(Document):
==================================================

Franklin Upshur (November 27, 1875 – August 16, 1965) was an American politician and lawyer. He served in the Maryland House of Delegates in 1924 and as state's attorney of Worcester County, Maryland from 1947 to 1951.

Early life
Franklin Upshur was born on November 27, 1875, in Snow Hill, Maryland to Emma (née Franklin) and George M. Upshur. His grandfather was John Rankin Franklin. He graduated from Princeton University in 1897 and he graduated from the University of Maryland School of Law in 1899.

Career
Around 1900, Upshur became an assistant state's attorney in Baltimore. By 1909, he was practicing law with his father in Snow Hill under the law firm Upshur and Upshur.

Upshur was a Democrat. Upshur served in the Maryland House of Delegates in 1924. In 1933, Upshur worked for the Worcester County Public Schools. In 1926, Upshur ran against Thomas Alan Goldsborough for a seat in the United States House of Representatives. He ran to modify or repeal the Volstead Act and advocated for a tariff on tomatoes. Goldsborough defeated Upshur in the Democratic primary.

==================================================

(Required actions):
**1)** According to the Franklin Upshur biography, in what year did Upshur graduate from the University of Maryland School of Law?
**2)** Carry on the Franklin Upshur biography from its final sentence onward.
The records that come next are drawn from a separate source and have no connection to the Franklin Upshur biography.

==================================================

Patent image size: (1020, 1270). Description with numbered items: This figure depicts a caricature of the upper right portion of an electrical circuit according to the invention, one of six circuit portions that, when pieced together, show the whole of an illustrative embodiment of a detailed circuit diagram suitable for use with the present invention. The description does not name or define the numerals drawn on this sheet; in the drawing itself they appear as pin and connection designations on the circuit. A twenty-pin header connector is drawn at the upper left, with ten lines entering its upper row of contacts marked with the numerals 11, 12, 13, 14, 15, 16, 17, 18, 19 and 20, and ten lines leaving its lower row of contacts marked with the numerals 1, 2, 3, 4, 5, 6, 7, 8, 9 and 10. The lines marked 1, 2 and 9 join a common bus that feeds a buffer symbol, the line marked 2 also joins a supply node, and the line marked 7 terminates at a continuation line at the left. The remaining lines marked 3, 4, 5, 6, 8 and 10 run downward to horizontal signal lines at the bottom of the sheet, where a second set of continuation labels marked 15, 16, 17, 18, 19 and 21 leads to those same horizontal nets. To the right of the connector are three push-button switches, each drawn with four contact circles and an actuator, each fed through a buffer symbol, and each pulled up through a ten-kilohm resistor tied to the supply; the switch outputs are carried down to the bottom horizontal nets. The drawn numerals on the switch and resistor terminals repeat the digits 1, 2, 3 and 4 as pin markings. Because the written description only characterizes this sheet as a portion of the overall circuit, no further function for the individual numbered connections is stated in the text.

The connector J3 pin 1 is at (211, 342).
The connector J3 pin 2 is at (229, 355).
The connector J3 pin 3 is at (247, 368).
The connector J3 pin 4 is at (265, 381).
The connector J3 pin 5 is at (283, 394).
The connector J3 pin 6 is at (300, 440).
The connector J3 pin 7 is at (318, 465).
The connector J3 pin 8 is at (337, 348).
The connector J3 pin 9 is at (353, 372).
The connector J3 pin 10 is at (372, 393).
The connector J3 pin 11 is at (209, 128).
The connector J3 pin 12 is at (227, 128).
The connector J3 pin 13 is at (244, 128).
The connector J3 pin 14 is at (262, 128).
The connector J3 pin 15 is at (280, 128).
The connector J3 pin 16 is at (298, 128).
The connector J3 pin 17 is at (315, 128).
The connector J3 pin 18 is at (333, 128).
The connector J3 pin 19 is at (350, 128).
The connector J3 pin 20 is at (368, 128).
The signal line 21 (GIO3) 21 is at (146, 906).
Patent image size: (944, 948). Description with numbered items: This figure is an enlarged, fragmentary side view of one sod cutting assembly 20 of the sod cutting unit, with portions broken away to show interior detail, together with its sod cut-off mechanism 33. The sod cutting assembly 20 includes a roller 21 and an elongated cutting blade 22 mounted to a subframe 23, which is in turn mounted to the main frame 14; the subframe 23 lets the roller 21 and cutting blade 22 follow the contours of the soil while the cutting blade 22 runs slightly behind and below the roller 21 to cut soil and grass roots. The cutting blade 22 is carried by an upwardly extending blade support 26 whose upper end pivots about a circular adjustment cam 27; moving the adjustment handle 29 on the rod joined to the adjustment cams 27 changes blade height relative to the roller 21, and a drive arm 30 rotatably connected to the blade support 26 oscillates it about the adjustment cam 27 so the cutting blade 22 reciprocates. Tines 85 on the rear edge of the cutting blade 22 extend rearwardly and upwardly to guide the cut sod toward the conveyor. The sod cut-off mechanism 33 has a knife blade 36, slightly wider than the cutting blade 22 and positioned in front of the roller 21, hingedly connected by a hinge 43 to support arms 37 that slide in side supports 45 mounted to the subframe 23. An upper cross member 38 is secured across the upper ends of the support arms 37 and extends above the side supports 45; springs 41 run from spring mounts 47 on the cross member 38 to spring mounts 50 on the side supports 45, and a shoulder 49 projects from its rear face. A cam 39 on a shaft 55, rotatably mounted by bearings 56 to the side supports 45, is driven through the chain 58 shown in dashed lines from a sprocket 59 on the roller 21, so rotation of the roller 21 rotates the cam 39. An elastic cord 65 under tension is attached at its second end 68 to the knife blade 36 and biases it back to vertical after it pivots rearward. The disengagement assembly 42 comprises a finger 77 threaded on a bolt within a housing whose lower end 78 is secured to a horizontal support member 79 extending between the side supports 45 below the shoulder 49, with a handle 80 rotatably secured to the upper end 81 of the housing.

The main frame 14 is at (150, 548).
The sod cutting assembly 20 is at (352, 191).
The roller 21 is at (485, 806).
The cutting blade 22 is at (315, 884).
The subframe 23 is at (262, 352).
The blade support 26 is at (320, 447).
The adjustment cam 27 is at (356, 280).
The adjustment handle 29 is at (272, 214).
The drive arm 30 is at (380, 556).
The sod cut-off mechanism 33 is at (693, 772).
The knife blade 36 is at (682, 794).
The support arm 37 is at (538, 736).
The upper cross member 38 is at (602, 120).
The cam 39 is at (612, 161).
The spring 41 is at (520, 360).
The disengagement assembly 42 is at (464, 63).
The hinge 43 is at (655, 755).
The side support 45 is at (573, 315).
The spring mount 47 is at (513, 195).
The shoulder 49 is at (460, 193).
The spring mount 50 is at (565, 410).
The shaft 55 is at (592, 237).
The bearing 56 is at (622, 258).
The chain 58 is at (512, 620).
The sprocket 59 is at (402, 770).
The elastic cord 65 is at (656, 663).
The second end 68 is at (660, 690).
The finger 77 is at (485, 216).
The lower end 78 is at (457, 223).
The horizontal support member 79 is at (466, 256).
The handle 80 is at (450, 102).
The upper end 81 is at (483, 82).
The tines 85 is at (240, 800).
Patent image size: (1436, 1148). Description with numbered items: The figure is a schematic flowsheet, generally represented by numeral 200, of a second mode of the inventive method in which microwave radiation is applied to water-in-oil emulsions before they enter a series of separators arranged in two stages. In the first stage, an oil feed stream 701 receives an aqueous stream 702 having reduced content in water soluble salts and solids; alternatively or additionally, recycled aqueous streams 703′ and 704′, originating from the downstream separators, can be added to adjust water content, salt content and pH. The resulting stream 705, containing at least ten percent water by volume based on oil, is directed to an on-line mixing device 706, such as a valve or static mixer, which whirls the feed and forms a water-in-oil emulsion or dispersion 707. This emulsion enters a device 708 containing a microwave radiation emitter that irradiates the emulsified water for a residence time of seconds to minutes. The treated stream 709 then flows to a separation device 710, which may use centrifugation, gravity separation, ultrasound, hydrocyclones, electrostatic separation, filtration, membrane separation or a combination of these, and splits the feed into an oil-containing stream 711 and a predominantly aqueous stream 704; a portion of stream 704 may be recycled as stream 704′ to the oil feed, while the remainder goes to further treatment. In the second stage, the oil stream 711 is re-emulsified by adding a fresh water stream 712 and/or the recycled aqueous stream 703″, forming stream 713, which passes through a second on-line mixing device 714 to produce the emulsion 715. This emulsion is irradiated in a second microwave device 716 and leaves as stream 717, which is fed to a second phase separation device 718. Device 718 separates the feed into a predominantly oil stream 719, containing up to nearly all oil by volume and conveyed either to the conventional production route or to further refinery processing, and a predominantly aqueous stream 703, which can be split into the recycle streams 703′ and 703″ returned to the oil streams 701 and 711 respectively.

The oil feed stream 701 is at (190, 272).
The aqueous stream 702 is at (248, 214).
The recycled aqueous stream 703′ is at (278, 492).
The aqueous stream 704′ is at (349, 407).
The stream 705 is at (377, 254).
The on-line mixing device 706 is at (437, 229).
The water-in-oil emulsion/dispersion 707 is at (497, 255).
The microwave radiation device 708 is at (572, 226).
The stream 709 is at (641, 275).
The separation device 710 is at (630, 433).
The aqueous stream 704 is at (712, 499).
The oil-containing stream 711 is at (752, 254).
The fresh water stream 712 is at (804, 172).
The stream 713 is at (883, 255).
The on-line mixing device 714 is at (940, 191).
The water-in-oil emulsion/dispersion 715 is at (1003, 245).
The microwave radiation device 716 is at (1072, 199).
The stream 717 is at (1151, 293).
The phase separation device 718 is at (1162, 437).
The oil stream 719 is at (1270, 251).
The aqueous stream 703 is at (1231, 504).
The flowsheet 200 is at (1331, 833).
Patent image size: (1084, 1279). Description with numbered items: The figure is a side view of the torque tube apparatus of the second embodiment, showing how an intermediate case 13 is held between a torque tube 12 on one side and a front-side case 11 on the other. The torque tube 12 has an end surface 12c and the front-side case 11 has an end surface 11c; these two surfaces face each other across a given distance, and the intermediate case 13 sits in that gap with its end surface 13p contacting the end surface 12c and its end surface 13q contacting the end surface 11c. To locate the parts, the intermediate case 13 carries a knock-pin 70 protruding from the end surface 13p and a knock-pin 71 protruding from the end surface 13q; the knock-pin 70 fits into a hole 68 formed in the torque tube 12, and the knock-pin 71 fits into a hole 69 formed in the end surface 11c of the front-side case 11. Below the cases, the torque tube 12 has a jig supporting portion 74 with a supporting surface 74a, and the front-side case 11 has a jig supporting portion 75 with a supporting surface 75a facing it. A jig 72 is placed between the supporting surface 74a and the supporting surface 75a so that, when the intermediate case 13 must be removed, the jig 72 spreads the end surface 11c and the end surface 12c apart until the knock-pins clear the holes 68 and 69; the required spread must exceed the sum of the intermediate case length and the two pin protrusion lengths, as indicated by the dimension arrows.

==================================================

(Outputs for the tasks):
**1)** 1899

**2)**
Upshur served as state's attorney in Worcester County, Maryland from 1947 to 1951.

Personal life
Upshur married Ethelyn Wilson, daughter of Ephraim King Wilson II, of Baltimore on June 23, 1909. She died in 1957. He had one daughter, Ann.

Upshur died on August 16, 1965, at Spring Hill Sanitarium in Salisbury, Maryland. He was buried at Makemie Memorial Presbyterian Church in Snow Hill.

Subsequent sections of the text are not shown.